◆ **Written instruction**
Check each line of the records below for the word "JSON" and copy those where it appears.
____
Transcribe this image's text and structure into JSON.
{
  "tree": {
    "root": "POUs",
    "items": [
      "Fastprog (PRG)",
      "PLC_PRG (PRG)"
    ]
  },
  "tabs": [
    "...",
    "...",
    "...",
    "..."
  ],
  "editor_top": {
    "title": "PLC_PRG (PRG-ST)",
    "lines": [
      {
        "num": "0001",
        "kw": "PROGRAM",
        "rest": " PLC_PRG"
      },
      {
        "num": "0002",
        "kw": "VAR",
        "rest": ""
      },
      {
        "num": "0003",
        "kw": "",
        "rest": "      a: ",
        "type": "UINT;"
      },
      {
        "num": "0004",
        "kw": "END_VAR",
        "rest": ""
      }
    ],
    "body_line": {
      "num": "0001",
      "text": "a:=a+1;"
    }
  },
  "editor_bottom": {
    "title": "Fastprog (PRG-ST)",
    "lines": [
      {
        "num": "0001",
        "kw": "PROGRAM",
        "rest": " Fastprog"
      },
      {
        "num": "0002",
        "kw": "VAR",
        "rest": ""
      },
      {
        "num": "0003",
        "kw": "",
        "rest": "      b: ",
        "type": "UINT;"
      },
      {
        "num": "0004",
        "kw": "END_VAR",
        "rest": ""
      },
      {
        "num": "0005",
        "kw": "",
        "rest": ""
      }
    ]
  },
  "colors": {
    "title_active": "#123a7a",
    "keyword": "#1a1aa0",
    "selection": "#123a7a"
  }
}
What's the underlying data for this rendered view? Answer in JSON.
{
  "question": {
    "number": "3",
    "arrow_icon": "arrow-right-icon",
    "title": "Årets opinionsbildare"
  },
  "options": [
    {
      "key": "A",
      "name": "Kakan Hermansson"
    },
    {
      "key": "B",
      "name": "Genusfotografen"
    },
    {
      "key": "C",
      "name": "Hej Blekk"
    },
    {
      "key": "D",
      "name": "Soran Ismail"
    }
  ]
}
____
◆ **Output below**
Transcribe this image's text and structure into JSON.
What's the underlying data for this rendered view? Answer in JSON.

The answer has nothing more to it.